Figure collection entries:
__________

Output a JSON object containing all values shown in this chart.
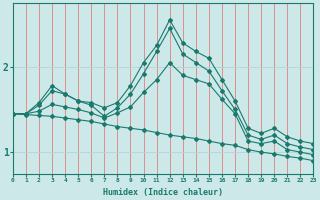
{
  "xlabel": "Humidex (Indice chaleur)",
  "x_ticks": [
    0,
    1,
    2,
    3,
    4,
    5,
    6,
    7,
    8,
    9,
    10,
    11,
    12,
    13,
    14,
    15,
    16,
    17,
    18,
    19,
    20,
    21,
    22,
    23
  ],
  "y_ticks": [
    1,
    2
  ],
  "ylim": [
    0.75,
    2.75
  ],
  "xlim": [
    0,
    23
  ],
  "background_color": "#cce8e8",
  "line_color": "#1a7a6e",
  "grid_color": "#b0d4d4",
  "series": [
    [
      1.45,
      1.45,
      1.58,
      1.78,
      1.68,
      1.6,
      1.58,
      1.52,
      1.58,
      1.78,
      2.05,
      2.25,
      2.55,
      2.28,
      2.18,
      2.1,
      1.85,
      1.6,
      1.28,
      1.22,
      1.28,
      1.18,
      1.13,
      1.1
    ],
    [
      1.45,
      1.45,
      1.55,
      1.72,
      1.68,
      1.6,
      1.55,
      1.42,
      1.52,
      1.68,
      1.92,
      2.18,
      2.45,
      2.15,
      2.05,
      1.95,
      1.72,
      1.5,
      1.2,
      1.15,
      1.2,
      1.1,
      1.06,
      1.03
    ],
    [
      1.45,
      1.45,
      1.48,
      1.56,
      1.53,
      1.5,
      1.46,
      1.4,
      1.46,
      1.53,
      1.7,
      1.85,
      2.05,
      1.9,
      1.85,
      1.8,
      1.62,
      1.45,
      1.13,
      1.1,
      1.13,
      1.03,
      1.0,
      0.97
    ],
    [
      1.45,
      1.44,
      1.43,
      1.42,
      1.4,
      1.38,
      1.36,
      1.33,
      1.3,
      1.28,
      1.26,
      1.23,
      1.2,
      1.18,
      1.16,
      1.13,
      1.1,
      1.08,
      1.03,
      1.0,
      0.98,
      0.95,
      0.93,
      0.9
    ]
  ]
}
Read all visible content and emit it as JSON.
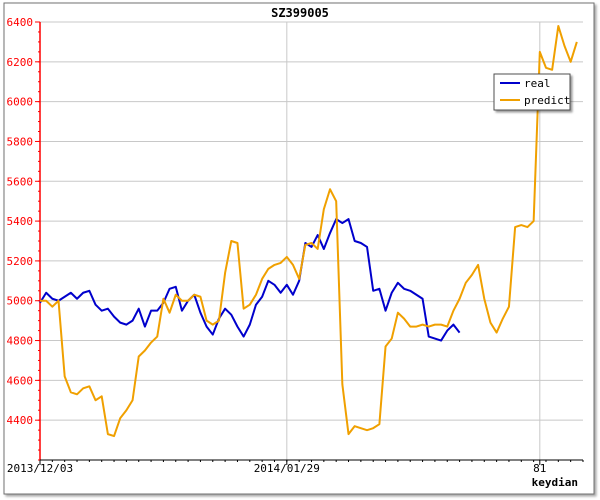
{
  "chart_data": {
    "type": "line",
    "title": "SZ399005",
    "watermark": "keydian",
    "ylim": [
      4200,
      6400
    ],
    "y_ticks": [
      4400,
      4600,
      4800,
      5000,
      5200,
      5400,
      5600,
      5800,
      6000,
      6200,
      6400
    ],
    "x_tick_labels": [
      {
        "label": "2013/12/03",
        "index": 0
      },
      {
        "label": "2014/01/29",
        "index": 40
      },
      {
        "label": "81",
        "index": 81
      }
    ],
    "x_range": [
      0,
      88
    ],
    "grid": true,
    "legend": {
      "placement": "top-right"
    },
    "colors": {
      "real": "#0000cc",
      "predict": "#f0a000",
      "axis": "#ff0000",
      "grid": "#c8c8c8"
    },
    "series": [
      {
        "name": "real",
        "color": "#0000cc",
        "values": [
          4990,
          5040,
          5010,
          5000,
          5020,
          5040,
          5010,
          5040,
          5050,
          4980,
          4950,
          4960,
          4920,
          4890,
          4880,
          4900,
          4960,
          4870,
          4950,
          4950,
          4990,
          5060,
          5070,
          4950,
          5000,
          5030,
          4940,
          4870,
          4830,
          4910,
          4960,
          4930,
          4870,
          4820,
          4880,
          4980,
          5020,
          5100,
          5080,
          5040,
          5080,
          5030,
          5100,
          5290,
          5270,
          5330,
          5260,
          5340,
          5410,
          5390,
          5410,
          5300,
          5290,
          5270,
          5050,
          5060,
          4950,
          5040,
          5090,
          5060,
          5050,
          5030,
          5010,
          4820,
          4810,
          4800,
          4850,
          4880,
          4840
        ]
      },
      {
        "name": "predict",
        "color": "#f0a000",
        "values": [
          5000,
          5000,
          4970,
          5000,
          4620,
          4540,
          4530,
          4560,
          4570,
          4500,
          4520,
          4330,
          4320,
          4410,
          4450,
          4500,
          4720,
          4750,
          4790,
          4820,
          5010,
          4940,
          5030,
          5000,
          5000,
          5030,
          5020,
          4900,
          4880,
          4900,
          5140,
          5300,
          5290,
          4960,
          4980,
          5030,
          5110,
          5160,
          5180,
          5190,
          5220,
          5180,
          5110,
          5280,
          5290,
          5260,
          5460,
          5560,
          5500,
          4580,
          4330,
          4370,
          4360,
          4350,
          4360,
          4380,
          4770,
          4810,
          4940,
          4910,
          4870,
          4870,
          4880,
          4870,
          4880,
          4880,
          4870,
          4950,
          5010,
          5090,
          5130,
          5180,
          5010,
          4890,
          4840,
          4910,
          4970,
          5370,
          5380,
          5370,
          5400,
          6250,
          6170,
          6160,
          6380,
          6280,
          6200,
          6300
        ]
      }
    ]
  }
}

__________

▸ Task goal: All the records need to be repeated exactly, with the images dropped.

▸ Correct result:
Output a JSON object containing all values shown in this chart.
{
  "xlabel": "Humidex (Indice chaleur)",
  "x_ticks": [
    0,
    1,
    2,
    3,
    4,
    5,
    6,
    7,
    8,
    9,
    10,
    11,
    12,
    13,
    14,
    15,
    16,
    17,
    18,
    19,
    20,
    21,
    22,
    23
  ],
  "y_ticks": [
    1,
    2
  ],
  "ylim": [
    0.75,
    2.75
  ],
  "xlim": [
    0,
    23
  ],
  "background_color": "#cce8e8",
  "line_color": "#1a7a6e",
  "grid_color": "#b0d4d4",
  "series": [
    [
      1.45,
      1.45,
      1.58,
      1.78,
      1.68,
      1.6,
      1.58,
      1.52,
      1.58,
      1.78,
      2.05,
      2.25,
      2.55,
      2.28,
      2.18,
      2.1,
      1.85,
      1.6,
      1.28,
      1.22,
      1.28,
      1.18,
      1.13,
      1.1
    ],
    [
      1.45,
      1.45,
      1.55,
      1.72,
      1.68,
      1.6,
      1.55,
      1.42,
      1.52,
      1.68,
      1.92,
      2.18,
      2.45,
      2.15,
      2.05,
      1.95,
      1.72,
      1.5,
      1.2,
      1.15,
      1.2,
      1.1,
      1.06,
      1.03
    ],
    [
      1.45,
      1.45,
      1.48,
      1.56,
      1.53,
      1.5,
      1.46,
      1.4,
      1.46,
      1.53,
      1.7,
      1.85,
      2.05,
      1.9,
      1.85,
      1.8,
      1.62,
      1.45,
      1.13,
      1.1,
      1.13,
      1.03,
      1.0,
      0.97
    ],
    [
      1.45,
      1.44,
      1.43,
      1.42,
      1.4,
      1.38,
      1.36,
      1.33,
      1.3,
      1.28,
      1.26,
      1.23,
      1.2,
      1.18,
      1.16,
      1.13,
      1.1,
      1.08,
      1.03,
      1.0,
      0.98,
      0.95,
      0.93,
      0.9
    ]
  ]
}
Read all visible content and emit it as JSON.
{
  "chart_data": {
    "type": "line",
    "title": "SZ399005",
    "watermark": "keydian",
    "ylim": [
      4200,
      6400
    ],
    "y_ticks": [
      4400,
      4600,
      4800,
      5000,
      5200,
      5400,
      5600,
      5800,
      6000,
      6200,
      6400
    ],
    "x_tick_labels": [
      {
        "label": "2013/12/03",
        "index": 0
      },
      {
        "label": "2014/01/29",
        "index": 40
      },
      {
        "label": "81",
        "index": 81
      }
    ],
    "x_range": [
      0,
      88
    ],
    "grid": true,
    "legend": {
      "placement": "top-right"
    },
    "colors": {
      "real": "#0000cc",
      "predict": "#f0a000",
      "axis": "#ff0000",
      "grid": "#c8c8c8"
    },
    "series": [
      {
        "name": "real",
        "color": "#0000cc",
        "values": [
          4990,
          5040,
          5010,
          5000,
          5020,
          5040,
          5010,
          5040,
          5050,
          4980,
          4950,
          4960,
          4920,
          4890,
          4880,
          4900,
          4960,
          4870,
          4950,
          4950,
          4990,
          5060,
          5070,
          4950,
          5000,
          5030,
          4940,
          4870,
          4830,
          4910,
          4960,
          4930,
          4870,
          4820,
          4880,
          4980,
          5020,
          5100,
          5080,
          5040,
          5080,
          5030,
          5100,
          5290,
          5270,
          5330,
          5260,
          5340,
          5410,
          5390,
          5410,
          5300,
          5290,
          5270,
          5050,
          5060,
          4950,
          5040,
          5090,
          5060,
          5050,
          5030,
          5010,
          4820,
          4810,
          4800,
          4850,
          4880,
          4840
        ]
      },
      {
        "name": "predict",
        "color": "#f0a000",
        "values": [
          5000,
          5000,
          4970,
          5000,
          4620,
          4540,
          4530,
          4560,
          4570,
          4500,
          4520,
          4330,
          4320,
          4410,
          4450,
          4500,
          4720,
          4750,
          4790,
          4820,
          5010,
          4940,
          5030,
          5000,
          5000,
          5030,
          5020,
          4900,
          4880,
          4900,
          5140,
          5300,
          5290,
          4960,
          4980,
          5030,
          5110,
          5160,
          5180,
          5190,
          5220,
          5180,
          5110,
          5280,
          5290,
          5260,
          5460,
          5560,
          5500,
          4580,
          4330,
          4370,
          4360,
          4350,
          4360,
          4380,
          4770,
          4810,
          4940,
          4910,
          4870,
          4870,
          4880,
          4870,
          4880,
          4880,
          4870,
          4950,
          5010,
          5090,
          5130,
          5180,
          5010,
          4890,
          4840,
          4910,
          4970,
          5370,
          5380,
          5370,
          5400,
          6250,
          6170,
          6160,
          6380,
          6280,
          6200,
          6300
        ]
      }
    ]
  }
}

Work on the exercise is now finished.